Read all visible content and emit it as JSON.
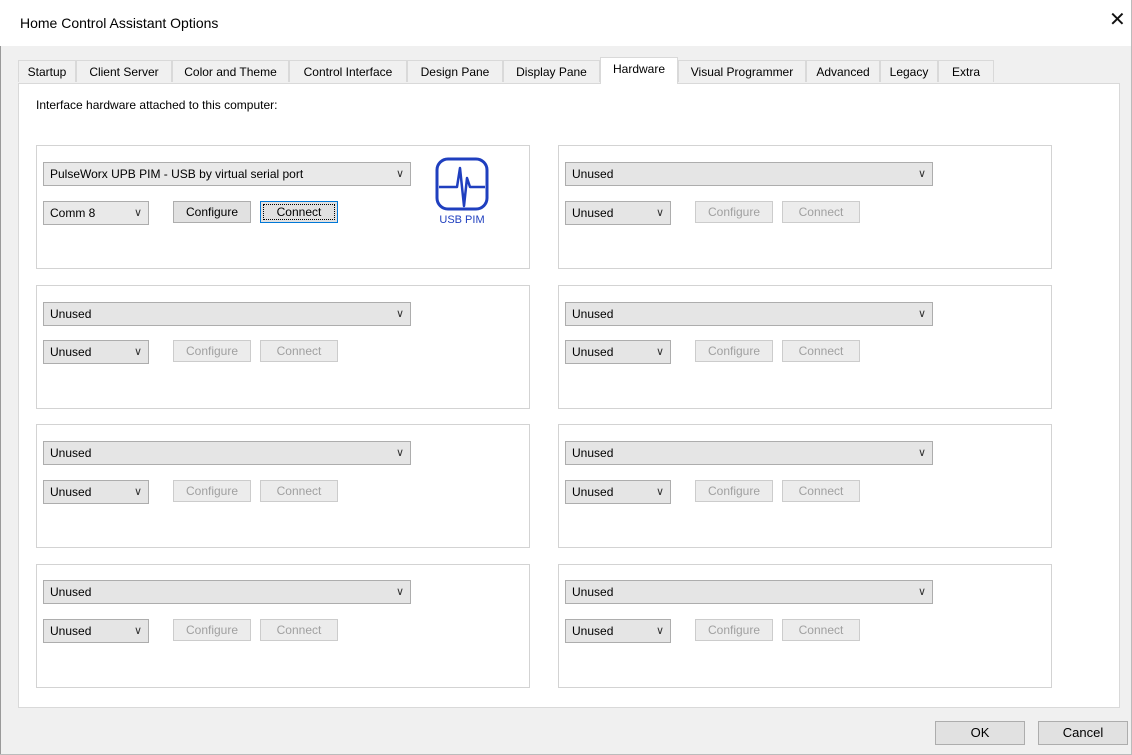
{
  "window": {
    "title": "Home Control Assistant Options",
    "close_glyph": "✕"
  },
  "tabs": [
    {
      "label": "Startup",
      "active": false
    },
    {
      "label": "Client Server",
      "active": false
    },
    {
      "label": "Color and Theme",
      "active": false
    },
    {
      "label": "Control Interface",
      "active": false
    },
    {
      "label": "Design Pane",
      "active": false
    },
    {
      "label": "Display Pane",
      "active": false
    },
    {
      "label": "Hardware",
      "active": true
    },
    {
      "label": "Visual Programmer",
      "active": false
    },
    {
      "label": "Advanced",
      "active": false
    },
    {
      "label": "Legacy",
      "active": false
    },
    {
      "label": "Extra",
      "active": false
    }
  ],
  "hardware": {
    "intro": "Interface hardware attached to this computer:",
    "chevron_glyph": "∨",
    "usb_logo": {
      "icon": "usb-pim-waveform-icon",
      "label": "USB PIM",
      "color": "#1f3fbf"
    },
    "slots": [
      {
        "interface": "PulseWorx UPB PIM - USB by virtual serial port",
        "port": "Comm 8",
        "configure": "Configure",
        "connect": "Connect",
        "enabled": true
      },
      {
        "interface": "Unused",
        "port": "Unused",
        "configure": "Configure",
        "connect": "Connect",
        "enabled": false
      },
      {
        "interface": "Unused",
        "port": "Unused",
        "configure": "Configure",
        "connect": "Connect",
        "enabled": false
      },
      {
        "interface": "Unused",
        "port": "Unused",
        "configure": "Configure",
        "connect": "Connect",
        "enabled": false
      },
      {
        "interface": "Unused",
        "port": "Unused",
        "configure": "Configure",
        "connect": "Connect",
        "enabled": false
      },
      {
        "interface": "Unused",
        "port": "Unused",
        "configure": "Configure",
        "connect": "Connect",
        "enabled": false
      },
      {
        "interface": "Unused",
        "port": "Unused",
        "configure": "Configure",
        "connect": "Connect",
        "enabled": false
      },
      {
        "interface": "Unused",
        "port": "Unused",
        "configure": "Configure",
        "connect": "Connect",
        "enabled": false
      }
    ]
  },
  "footer": {
    "ok_label": "OK",
    "cancel_label": "Cancel"
  }
}
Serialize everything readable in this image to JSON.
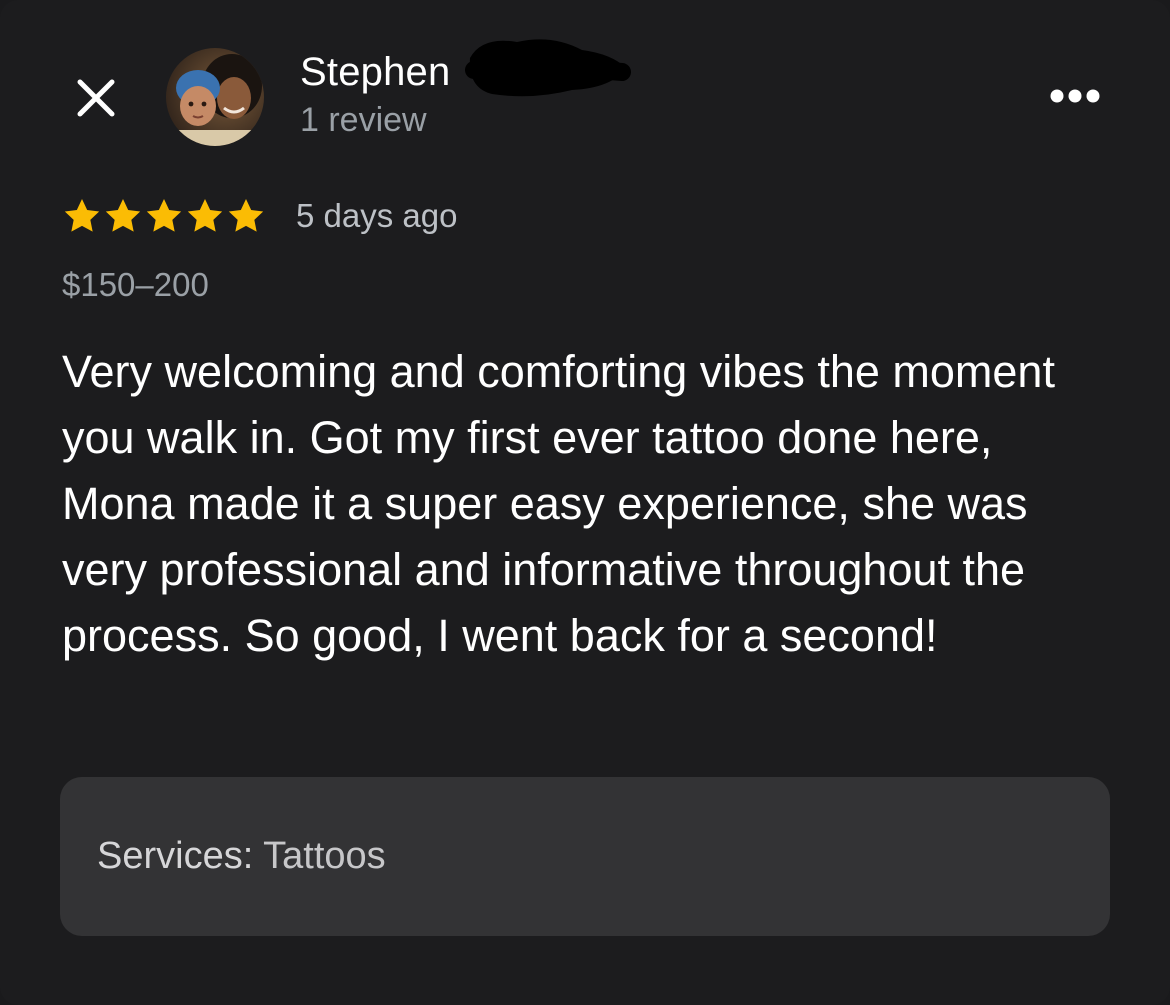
{
  "header": {
    "close_icon": "close-icon",
    "more_icon": "more-horizontal-icon",
    "reviewer_name": "Stephen",
    "review_count": "1 review"
  },
  "review": {
    "rating": 5,
    "rating_max": 5,
    "star_color": "#fbbc04",
    "time_ago": "5 days ago",
    "price": "$150–200",
    "text": "Very welcoming and comforting vibes the moment you walk in. Got my first ever tattoo done here, Mona made it a super easy experience, she was very professional and informative throughout the process. So good, I went back for a second!"
  },
  "services": {
    "label": "Services:",
    "value": "Tattoos"
  }
}
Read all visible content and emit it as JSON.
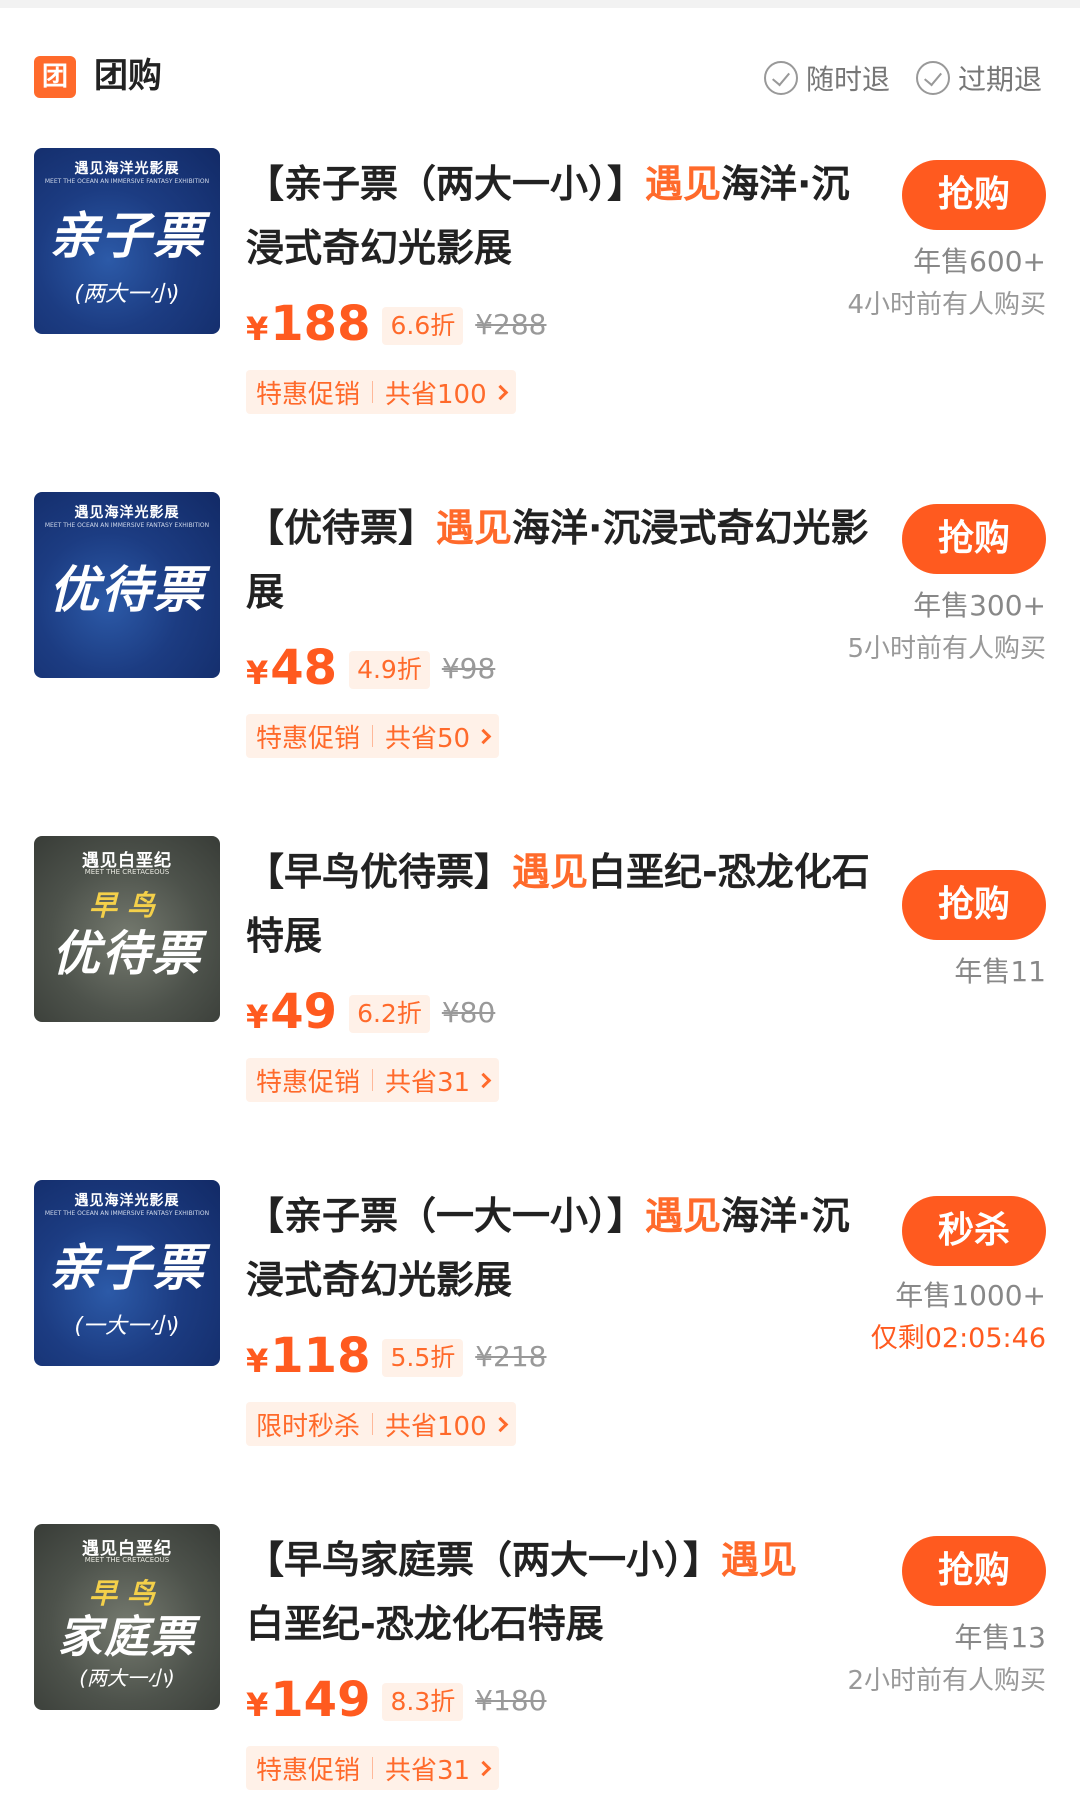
{
  "header": {
    "badge": "团",
    "title": "团购",
    "policies": [
      "随时退",
      "过期退"
    ]
  },
  "products": [
    {
      "thumb": {
        "top": "遇见海洋光影展",
        "sub": "MEET THE OCEAN AN IMMERSIVE FANTASY EXHIBITION",
        "early": "",
        "main": "亲子票",
        "note": "(两大一小)"
      },
      "title_pre": "【亲子票（两大一小）】",
      "title_hl": "遇见",
      "title_post": "海洋·沉浸式奇幻光影展",
      "price_symbol": "¥",
      "price": "188",
      "discount": "6.6折",
      "original": "¥288",
      "promo_label": "特惠促销",
      "promo_save": "共省100",
      "button": "抢购",
      "sales": "年售600+",
      "recent": "4小时前有人购买",
      "countdown": ""
    },
    {
      "thumb": {
        "top": "遇见海洋光影展",
        "sub": "MEET THE OCEAN AN IMMERSIVE FANTASY EXHIBITION",
        "early": "",
        "main": "优待票",
        "note": ""
      },
      "title_pre": "【优待票】",
      "title_hl": "遇见",
      "title_post": "海洋·沉浸式奇幻光影展",
      "price_symbol": "¥",
      "price": "48",
      "discount": "4.9折",
      "original": "¥98",
      "promo_label": "特惠促销",
      "promo_save": "共省50",
      "button": "抢购",
      "sales": "年售300+",
      "recent": "5小时前有人购买",
      "countdown": ""
    },
    {
      "thumb": {
        "top": "遇见白垩纪",
        "sub": "MEET THE CRETACEOUS",
        "early": "早鸟",
        "main": "优待票",
        "note": ""
      },
      "title_pre": "【早鸟优待票】",
      "title_hl": "遇见",
      "title_post": "白垩纪-恐龙化石特展",
      "price_symbol": "¥",
      "price": "49",
      "discount": "6.2折",
      "original": "¥80",
      "promo_label": "特惠促销",
      "promo_save": "共省31",
      "button": "抢购",
      "sales": "年售11",
      "recent": "",
      "countdown": ""
    },
    {
      "thumb": {
        "top": "遇见海洋光影展",
        "sub": "MEET THE OCEAN AN IMMERSIVE FANTASY EXHIBITION",
        "early": "",
        "main": "亲子票",
        "note": "(一大一小)"
      },
      "title_pre": "【亲子票（一大一小）】",
      "title_hl": "遇见",
      "title_post": "海洋·沉浸式奇幻光影展",
      "price_symbol": "¥",
      "price": "118",
      "discount": "5.5折",
      "original": "¥218",
      "promo_label": "限时秒杀",
      "promo_save": "共省100",
      "button": "秒杀",
      "sales": "年售1000+",
      "recent": "",
      "countdown": "仅剩02:05:46"
    },
    {
      "thumb": {
        "top": "遇见白垩纪",
        "sub": "MEET THE CRETACEOUS",
        "early": "早鸟",
        "main": "家庭票",
        "note": "(两大一小)"
      },
      "title_pre": "【早鸟家庭票（两大一小）】",
      "title_hl": "遇见",
      "title_post": "白垩纪-恐龙化石特展",
      "price_symbol": "¥",
      "price": "149",
      "discount": "8.3折",
      "original": "¥180",
      "promo_label": "特惠促销",
      "promo_save": "共省31",
      "button": "抢购",
      "sales": "年售13",
      "recent": "2小时前有人购买",
      "countdown": ""
    }
  ],
  "colors": {
    "accent": "#ff5a1f",
    "accent_light": "#fff1e8",
    "text": "#222222",
    "muted": "#999999"
  }
}
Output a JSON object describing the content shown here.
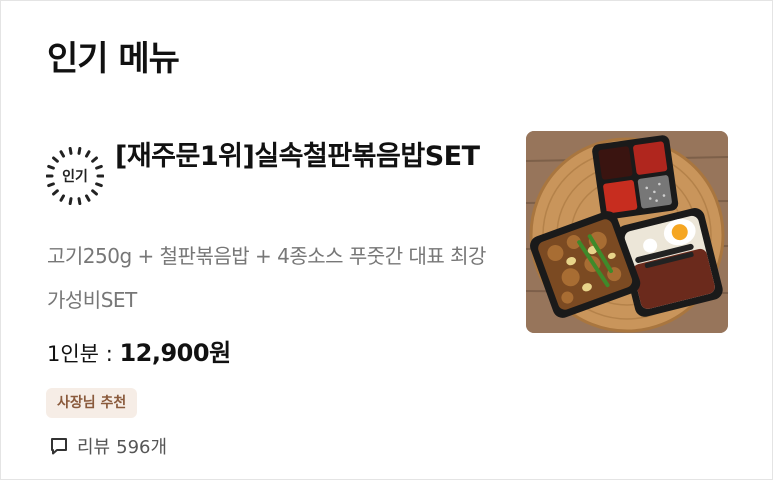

* _Directive_:
Transcribe the listing above verbatim. Omit the pictures.

* _Reply to the exercise_:
Read all visible content and emit it as JSON.
{
  "window": {
    "title": "Home Control Assistant Options",
    "close_glyph": "✕"
  },
  "tabs": [
    {
      "label": "Startup",
      "active": false
    },
    {
      "label": "Client Server",
      "active": false
    },
    {
      "label": "Color and Theme",
      "active": false
    },
    {
      "label": "Control Interface",
      "active": false
    },
    {
      "label": "Design Pane",
      "active": false
    },
    {
      "label": "Display Pane",
      "active": false
    },
    {
      "label": "Hardware",
      "active": true
    },
    {
      "label": "Visual Programmer",
      "active": false
    },
    {
      "label": "Advanced",
      "active": false
    },
    {
      "label": "Legacy",
      "active": false
    },
    {
      "label": "Extra",
      "active": false
    }
  ],
  "hardware": {
    "intro": "Interface hardware attached to this computer:",
    "chevron_glyph": "∨",
    "usb_logo": {
      "icon": "usb-pim-waveform-icon",
      "label": "USB PIM",
      "color": "#1f3fbf"
    },
    "slots": [
      {
        "interface": "PulseWorx UPB PIM - USB by virtual serial port",
        "port": "Comm 8",
        "configure": "Configure",
        "connect": "Connect",
        "enabled": true
      },
      {
        "interface": "Unused",
        "port": "Unused",
        "configure": "Configure",
        "connect": "Connect",
        "enabled": false
      },
      {
        "interface": "Unused",
        "port": "Unused",
        "configure": "Configure",
        "connect": "Connect",
        "enabled": false
      },
      {
        "interface": "Unused",
        "port": "Unused",
        "configure": "Configure",
        "connect": "Connect",
        "enabled": false
      },
      {
        "interface": "Unused",
        "port": "Unused",
        "configure": "Configure",
        "connect": "Connect",
        "enabled": false
      },
      {
        "interface": "Unused",
        "port": "Unused",
        "configure": "Configure",
        "connect": "Connect",
        "enabled": false
      },
      {
        "interface": "Unused",
        "port": "Unused",
        "configure": "Configure",
        "connect": "Connect",
        "enabled": false
      },
      {
        "interface": "Unused",
        "port": "Unused",
        "configure": "Configure",
        "connect": "Connect",
        "enabled": false
      }
    ]
  },
  "footer": {
    "ok_label": "OK",
    "cancel_label": "Cancel"
  }
}
Serialize everything readable in this image to JSON.
{
  "header": {
    "close_icon": "close-icon",
    "more_icon": "more-horizontal-icon",
    "reviewer_name": "Stephen",
    "review_count": "1 review"
  },
  "review": {
    "rating": 5,
    "rating_max": 5,
    "star_color": "#fbbc04",
    "time_ago": "5 days ago",
    "price": "$150–200",
    "text": "Very welcoming and comforting vibes the moment you walk in. Got my first ever tattoo done here, Mona made it a super easy experience, she was very professional and informative throughout the process. So good, I went back for a second!"
  },
  "services": {
    "label": "Services:",
    "value": "Tattoos"
  }
}
Read all visible content and emit it as JSON.
{
  "header": {
    "badge": "团",
    "title": "团购",
    "policies": [
      "随时退",
      "过期退"
    ]
  },
  "products": [
    {
      "thumb": {
        "top": "遇见海洋光影展",
        "sub": "MEET THE OCEAN AN IMMERSIVE FANTASY EXHIBITION",
        "early": "",
        "main": "亲子票",
        "note": "(两大一小)"
      },
      "title_pre": "【亲子票（两大一小）】",
      "title_hl": "遇见",
      "title_post": "海洋·沉浸式奇幻光影展",
      "price_symbol": "¥",
      "price": "188",
      "discount": "6.6折",
      "original": "¥288",
      "promo_label": "特惠促销",
      "promo_save": "共省100",
      "button": "抢购",
      "sales": "年售600+",
      "recent": "4小时前有人购买",
      "countdown": ""
    },
    {
      "thumb": {
        "top": "遇见海洋光影展",
        "sub": "MEET THE OCEAN AN IMMERSIVE FANTASY EXHIBITION",
        "early": "",
        "main": "优待票",
        "note": ""
      },
      "title_pre": "【优待票】",
      "title_hl": "遇见",
      "title_post": "海洋·沉浸式奇幻光影展",
      "price_symbol": "¥",
      "price": "48",
      "discount": "4.9折",
      "original": "¥98",
      "promo_label": "特惠促销",
      "promo_save": "共省50",
      "button": "抢购",
      "sales": "年售300+",
      "recent": "5小时前有人购买",
      "countdown": ""
    },
    {
      "thumb": {
        "top": "遇见白垩纪",
        "sub": "MEET THE CRETACEOUS",
        "early": "早鸟",
        "main": "优待票",
        "note": ""
      },
      "title_pre": "【早鸟优待票】",
      "title_hl": "遇见",
      "title_post": "白垩纪-恐龙化石特展",
      "price_symbol": "¥",
      "price": "49",
      "discount": "6.2折",
      "original": "¥80",
      "promo_label": "特惠促销",
      "promo_save": "共省31",
      "button": "抢购",
      "sales": "年售11",
      "recent": "",
      "countdown": ""
    },
    {
      "thumb": {
        "top": "遇见海洋光影展",
        "sub": "MEET THE OCEAN AN IMMERSIVE FANTASY EXHIBITION",
        "early": "",
        "main": "亲子票",
        "note": "(一大一小)"
      },
      "title_pre": "【亲子票（一大一小）】",
      "title_hl": "遇见",
      "title_post": "海洋·沉浸式奇幻光影展",
      "price_symbol": "¥",
      "price": "118",
      "discount": "5.5折",
      "original": "¥218",
      "promo_label": "限时秒杀",
      "promo_save": "共省100",
      "button": "秒杀",
      "sales": "年售1000+",
      "recent": "",
      "countdown": "仅剩02:05:46"
    },
    {
      "thumb": {
        "top": "遇见白垩纪",
        "sub": "MEET THE CRETACEOUS",
        "early": "早鸟",
        "main": "家庭票",
        "note": "(两大一小)"
      },
      "title_pre": "【早鸟家庭票（两大一小）】",
      "title_hl": "遇见",
      "title_post": "白垩纪-恐龙化石特展",
      "price_symbol": "¥",
      "price": "149",
      "discount": "8.3折",
      "original": "¥180",
      "promo_label": "特惠促销",
      "promo_save": "共省31",
      "button": "抢购",
      "sales": "年售13",
      "recent": "2小时前有人购买",
      "countdown": ""
    }
  ],
  "colors": {
    "accent": "#ff5a1f",
    "accent_light": "#fff1e8",
    "text": "#222222",
    "muted": "#999999"
  }
}
Output a JSON object describing the content shown here.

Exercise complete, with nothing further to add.